**DIRECTIONS**
Reproduce every one of the records below word for word, omitting the pictures from your reply.

**SUPPLIED DATA**
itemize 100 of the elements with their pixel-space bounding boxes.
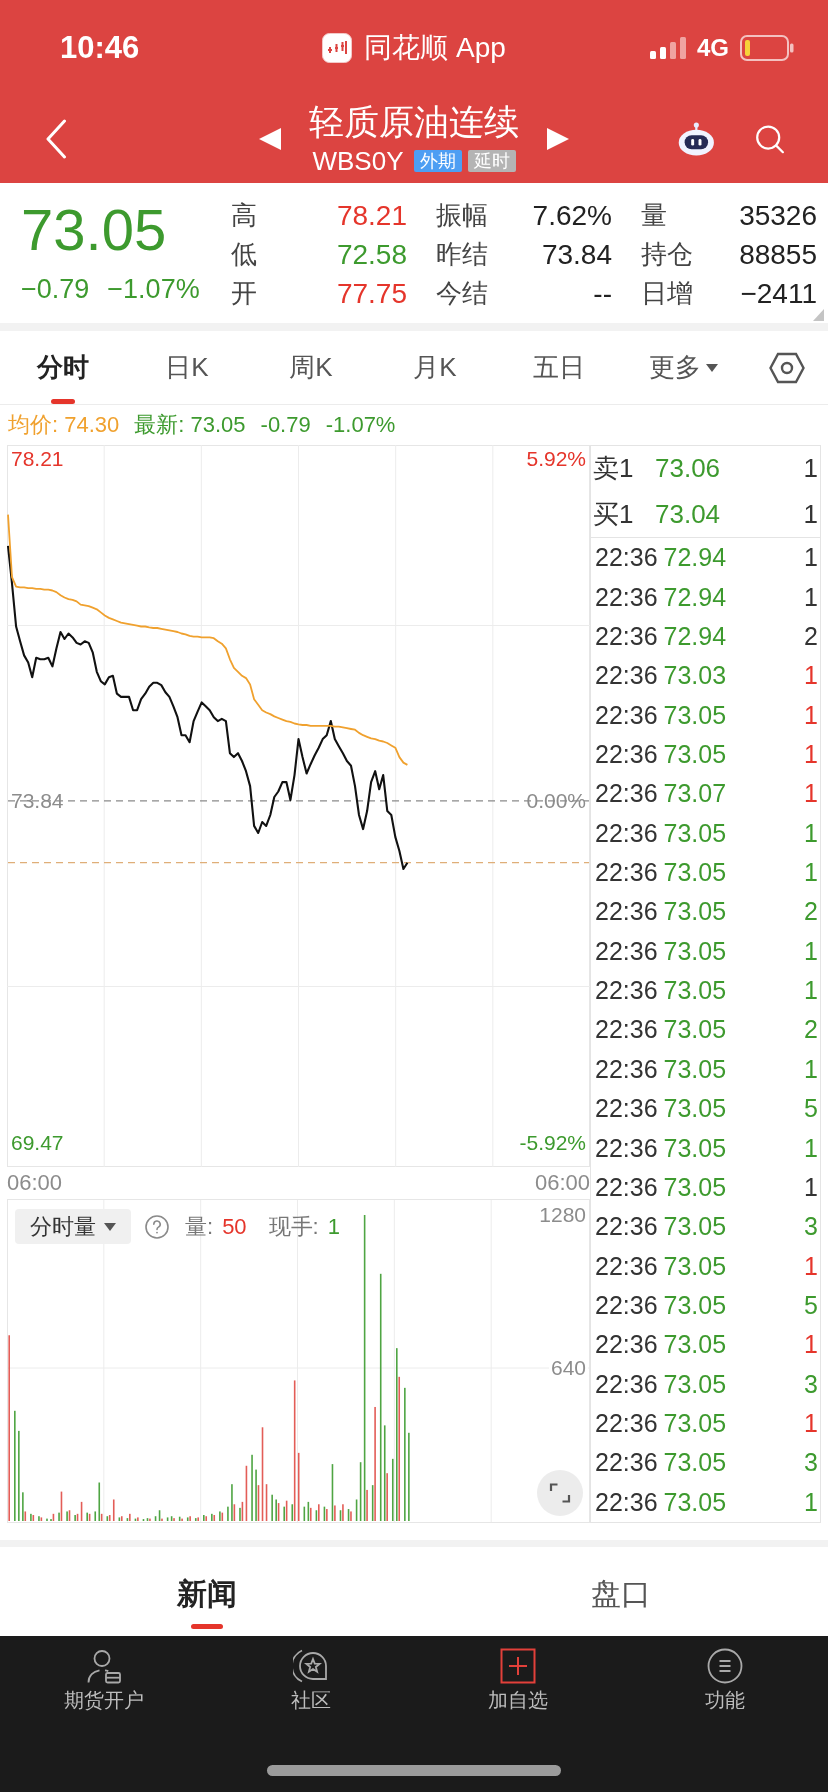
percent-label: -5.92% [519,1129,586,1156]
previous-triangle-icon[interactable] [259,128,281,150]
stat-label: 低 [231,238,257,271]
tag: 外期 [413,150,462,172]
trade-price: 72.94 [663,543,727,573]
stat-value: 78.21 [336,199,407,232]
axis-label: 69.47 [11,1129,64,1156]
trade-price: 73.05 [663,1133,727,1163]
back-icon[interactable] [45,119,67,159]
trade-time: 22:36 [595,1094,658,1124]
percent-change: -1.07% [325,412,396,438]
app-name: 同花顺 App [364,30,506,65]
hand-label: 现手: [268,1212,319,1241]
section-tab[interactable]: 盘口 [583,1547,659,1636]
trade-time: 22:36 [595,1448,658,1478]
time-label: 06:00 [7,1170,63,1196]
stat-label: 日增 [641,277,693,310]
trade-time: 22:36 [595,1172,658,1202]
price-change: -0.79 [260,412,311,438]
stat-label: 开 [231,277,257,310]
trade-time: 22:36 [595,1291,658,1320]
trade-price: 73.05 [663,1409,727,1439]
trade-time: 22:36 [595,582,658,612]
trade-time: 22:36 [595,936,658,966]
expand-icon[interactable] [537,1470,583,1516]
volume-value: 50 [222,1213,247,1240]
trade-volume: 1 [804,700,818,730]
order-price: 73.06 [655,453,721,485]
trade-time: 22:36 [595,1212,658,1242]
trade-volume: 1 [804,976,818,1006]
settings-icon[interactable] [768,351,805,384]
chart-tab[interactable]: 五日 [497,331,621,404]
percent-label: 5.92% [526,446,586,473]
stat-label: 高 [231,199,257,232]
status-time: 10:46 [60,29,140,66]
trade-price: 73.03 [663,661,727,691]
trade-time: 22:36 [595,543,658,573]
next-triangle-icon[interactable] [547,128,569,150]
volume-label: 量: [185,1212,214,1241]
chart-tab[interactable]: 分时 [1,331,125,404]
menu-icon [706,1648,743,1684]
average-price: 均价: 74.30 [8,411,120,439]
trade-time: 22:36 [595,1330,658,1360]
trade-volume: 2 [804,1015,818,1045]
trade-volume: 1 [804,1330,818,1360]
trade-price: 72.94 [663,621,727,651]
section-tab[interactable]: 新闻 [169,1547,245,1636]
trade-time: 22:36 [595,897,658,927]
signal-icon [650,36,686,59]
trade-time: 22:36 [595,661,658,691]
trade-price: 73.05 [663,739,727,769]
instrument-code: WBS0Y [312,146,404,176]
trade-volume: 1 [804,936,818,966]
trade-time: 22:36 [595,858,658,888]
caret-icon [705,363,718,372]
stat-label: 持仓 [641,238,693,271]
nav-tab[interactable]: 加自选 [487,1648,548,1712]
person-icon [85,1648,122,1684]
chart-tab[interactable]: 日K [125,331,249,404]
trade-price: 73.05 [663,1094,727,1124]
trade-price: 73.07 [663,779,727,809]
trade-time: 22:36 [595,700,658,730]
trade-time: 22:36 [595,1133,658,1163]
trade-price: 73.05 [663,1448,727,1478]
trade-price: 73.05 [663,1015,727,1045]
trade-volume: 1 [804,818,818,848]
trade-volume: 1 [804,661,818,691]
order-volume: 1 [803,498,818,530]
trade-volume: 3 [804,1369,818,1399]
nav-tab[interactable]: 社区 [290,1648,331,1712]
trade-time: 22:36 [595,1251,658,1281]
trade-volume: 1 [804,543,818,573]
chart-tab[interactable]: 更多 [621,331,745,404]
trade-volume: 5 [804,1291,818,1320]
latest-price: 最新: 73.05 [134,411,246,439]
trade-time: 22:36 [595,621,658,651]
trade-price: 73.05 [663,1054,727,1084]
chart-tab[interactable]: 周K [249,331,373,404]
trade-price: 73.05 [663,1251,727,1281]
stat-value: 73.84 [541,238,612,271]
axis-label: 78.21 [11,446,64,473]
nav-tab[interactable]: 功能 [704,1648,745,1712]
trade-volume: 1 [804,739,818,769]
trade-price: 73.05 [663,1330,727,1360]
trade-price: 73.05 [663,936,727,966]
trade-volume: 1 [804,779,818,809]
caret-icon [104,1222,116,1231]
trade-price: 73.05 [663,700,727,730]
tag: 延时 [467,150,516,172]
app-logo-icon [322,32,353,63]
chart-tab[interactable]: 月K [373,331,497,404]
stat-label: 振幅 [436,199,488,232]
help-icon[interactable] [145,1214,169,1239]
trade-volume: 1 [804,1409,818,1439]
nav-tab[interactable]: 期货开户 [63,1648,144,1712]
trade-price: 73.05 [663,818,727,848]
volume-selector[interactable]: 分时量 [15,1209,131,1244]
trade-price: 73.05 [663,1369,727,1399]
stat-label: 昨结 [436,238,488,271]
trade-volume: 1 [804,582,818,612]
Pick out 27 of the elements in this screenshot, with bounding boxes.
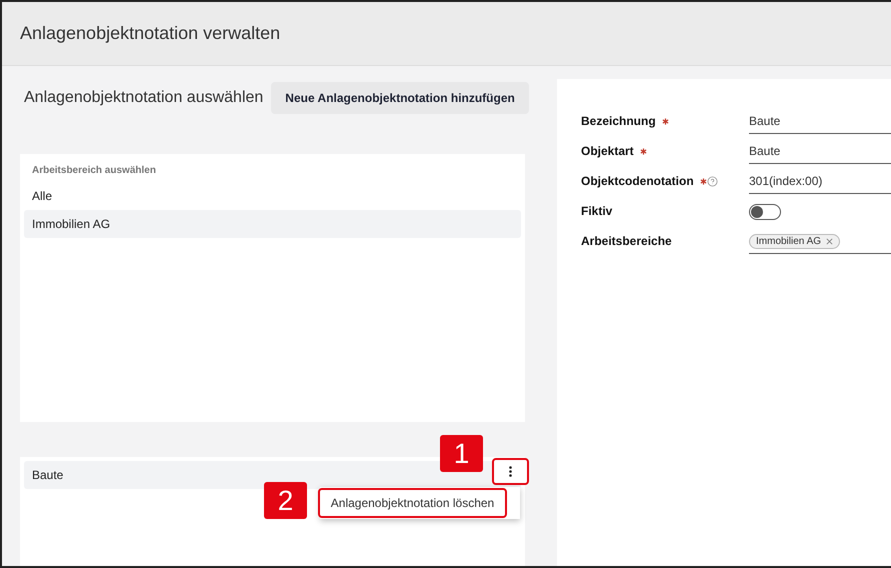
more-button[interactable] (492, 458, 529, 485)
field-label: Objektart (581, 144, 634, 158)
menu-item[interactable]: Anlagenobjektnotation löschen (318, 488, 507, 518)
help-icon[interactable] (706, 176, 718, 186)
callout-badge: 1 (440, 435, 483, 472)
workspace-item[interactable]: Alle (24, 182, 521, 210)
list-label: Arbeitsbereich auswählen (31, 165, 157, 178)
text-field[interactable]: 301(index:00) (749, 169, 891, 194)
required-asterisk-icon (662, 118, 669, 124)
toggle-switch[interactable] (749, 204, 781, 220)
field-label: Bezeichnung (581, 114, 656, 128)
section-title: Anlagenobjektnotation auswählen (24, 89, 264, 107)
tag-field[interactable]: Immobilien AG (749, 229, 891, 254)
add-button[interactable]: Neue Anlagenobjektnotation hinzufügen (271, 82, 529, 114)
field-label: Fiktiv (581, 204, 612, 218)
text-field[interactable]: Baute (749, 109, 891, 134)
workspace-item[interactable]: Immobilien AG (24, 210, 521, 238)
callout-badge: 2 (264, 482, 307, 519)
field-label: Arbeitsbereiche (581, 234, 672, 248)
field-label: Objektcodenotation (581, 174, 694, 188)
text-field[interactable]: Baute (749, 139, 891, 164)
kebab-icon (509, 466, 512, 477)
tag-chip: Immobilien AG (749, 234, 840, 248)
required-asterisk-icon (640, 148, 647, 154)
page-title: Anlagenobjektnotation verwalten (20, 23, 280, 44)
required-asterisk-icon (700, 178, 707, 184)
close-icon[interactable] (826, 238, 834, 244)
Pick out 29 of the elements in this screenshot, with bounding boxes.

**TASK SOLUTION**
itemize 100 of the elements with their pixel-space bounding boxes.
percent-label: -5.92% [519,1129,586,1156]
previous-triangle-icon[interactable] [259,128,281,150]
stat-label: 低 [231,238,257,271]
tag: 外期 [413,150,462,172]
trade-price: 72.94 [663,543,727,573]
stat-value: 78.21 [336,199,407,232]
axis-label: 69.47 [11,1129,64,1156]
trade-price: 73.05 [663,1133,727,1163]
back-icon[interactable] [45,119,67,159]
trade-time: 22:36 [595,1094,658,1124]
percent-change: -1.07% [325,412,396,438]
app-name: 同花顺 App [364,30,506,65]
hand-label: 现手: [268,1212,319,1241]
section-tab[interactable]: 盘口 [583,1547,659,1636]
trade-time: 22:36 [595,1448,658,1478]
time-label: 06:00 [7,1170,63,1196]
stat-label: 日增 [641,277,693,310]
trade-time: 22:36 [595,1172,658,1202]
price-change: -0.79 [260,412,311,438]
stat-label: 开 [231,277,257,310]
trade-time: 22:36 [595,1291,658,1320]
trade-price: 73.05 [663,1409,727,1439]
trade-time: 22:36 [595,582,658,612]
trade-time: 22:36 [595,936,658,966]
expand-icon[interactable] [537,1470,583,1516]
volume-value: 50 [222,1213,247,1240]
trade-volume: 1 [804,700,818,730]
order-price: 73.06 [655,453,721,485]
trade-time: 22:36 [595,1212,658,1242]
trade-volume: 1 [804,976,818,1006]
settings-icon[interactable] [768,351,805,384]
chart-tab[interactable]: 五日 [497,331,621,404]
percent-label: 5.92% [526,446,586,473]
stat-label: 高 [231,199,257,232]
status-time: 10:46 [60,29,140,66]
trade-price: 73.03 [663,661,727,691]
trade-time: 22:36 [595,543,658,573]
next-triangle-icon[interactable] [547,128,569,150]
volume-label: 量: [185,1212,214,1241]
chart-tab[interactable]: 分时 [1,331,125,404]
menu-icon [706,1648,743,1684]
average-price: 均价: 74.30 [8,411,120,439]
trade-time: 22:36 [595,1330,658,1360]
trade-volume: 2 [804,1015,818,1045]
trade-volume: 1 [804,1330,818,1360]
trade-price: 72.94 [663,621,727,651]
section-tab[interactable]: 新闻 [169,1547,245,1636]
trade-time: 22:36 [595,897,658,927]
signal-icon [650,36,686,59]
trade-time: 22:36 [595,661,658,691]
trade-price: 73.05 [663,739,727,769]
instrument-code: WBS0Y [312,146,404,176]
trade-volume: 1 [804,936,818,966]
trade-time: 22:36 [595,858,658,888]
caret-icon [705,363,718,372]
stat-label: 持仓 [641,238,693,271]
nav-tab[interactable]: 加自选 [487,1648,548,1712]
person-icon [85,1648,122,1684]
chart-tab[interactable]: 日K [125,331,249,404]
trade-price: 73.05 [663,1094,727,1124]
trade-price: 73.07 [663,779,727,809]
trade-time: 22:36 [595,700,658,730]
trade-time: 22:36 [595,1133,658,1163]
trade-price: 73.05 [663,1448,727,1478]
trade-price: 73.05 [663,1015,727,1045]
trade-volume: 1 [804,818,818,848]
trade-volume: 1 [804,661,818,691]
order-volume: 1 [803,498,818,530]
trade-volume: 3 [804,1369,818,1399]
nav-tab[interactable]: 社区 [290,1648,331,1712]
trade-time: 22:36 [595,1251,658,1281]
trade-volume: 1 [804,543,818,573]
chart-tab[interactable]: 更多 [621,331,745,404]
trade-volume: 5 [804,1291,818,1320]
latest-price: 最新: 73.05 [134,411,246,439]
trade-time: 22:36 [595,621,658,651]
trade-price: 73.05 [663,1054,727,1084]
chart-tab[interactable]: 周K [249,331,373,404]
trade-price: 73.05 [663,1251,727,1281]
stat-value: 73.84 [541,238,612,271]
axis-label: 78.21 [11,446,64,473]
nav-tab[interactable]: 功能 [704,1648,745,1712]
trade-volume: 1 [804,739,818,769]
trade-price: 73.05 [663,1330,727,1360]
trade-price: 73.05 [663,936,727,966]
trade-volume: 1 [804,779,818,809]
caret-icon [104,1222,116,1231]
trade-price: 73.05 [663,700,727,730]
tag: 延时 [467,150,516,172]
app-logo-icon [322,32,353,63]
chart-tab[interactable]: 月K [373,331,497,404]
stat-label: 振幅 [436,199,488,232]
help-icon[interactable] [145,1214,169,1239]
trade-volume: 1 [804,1409,818,1439]
nav-tab[interactable]: 期货开户 [63,1648,144,1712]
trade-price: 73.05 [663,818,727,848]
volume-selector[interactable]: 分时量 [15,1209,131,1244]
trade-price: 73.05 [663,1369,727,1399]
stat-label: 昨结 [436,238,488,271]
trade-volume: 1 [804,582,818,612]
Pick out 27 of the elements in this screenshot, with bounding boxes.
more-button[interactable] (492, 458, 529, 485)
field-label: Objektart (581, 144, 634, 158)
menu-item[interactable]: Anlagenobjektnotation löschen (318, 488, 507, 518)
help-icon[interactable] (706, 176, 718, 186)
callout-badge: 1 (440, 435, 483, 472)
workspace-item[interactable]: Alle (24, 182, 521, 210)
list-label: Arbeitsbereich auswählen (31, 165, 157, 178)
text-field[interactable]: 301(index:00) (749, 169, 891, 194)
required-asterisk-icon (662, 118, 669, 124)
toggle-switch[interactable] (749, 204, 781, 220)
field-label: Bezeichnung (581, 114, 656, 128)
section-title: Anlagenobjektnotation auswählen (24, 89, 264, 107)
tag-field[interactable]: Immobilien AG (749, 229, 891, 254)
add-button[interactable]: Neue Anlagenobjektnotation hinzufügen (271, 82, 529, 114)
field-label: Fiktiv (581, 204, 612, 218)
text-field[interactable]: Baute (749, 109, 891, 134)
workspace-item[interactable]: Immobilien AG (24, 210, 521, 238)
callout-badge: 2 (264, 482, 307, 519)
field-label: Arbeitsbereiche (581, 234, 672, 248)
field-label: Objektcodenotation (581, 174, 694, 188)
text-field[interactable]: Baute (749, 139, 891, 164)
kebab-icon (509, 466, 512, 477)
tag-chip: Immobilien AG (749, 234, 840, 248)
required-asterisk-icon (640, 148, 647, 154)
page-title: Anlagenobjektnotation verwalten (20, 23, 280, 44)
required-asterisk-icon (700, 178, 707, 184)
close-icon[interactable] (826, 238, 834, 244)
Pick out 29 of the elements in this screenshot, with bounding boxes.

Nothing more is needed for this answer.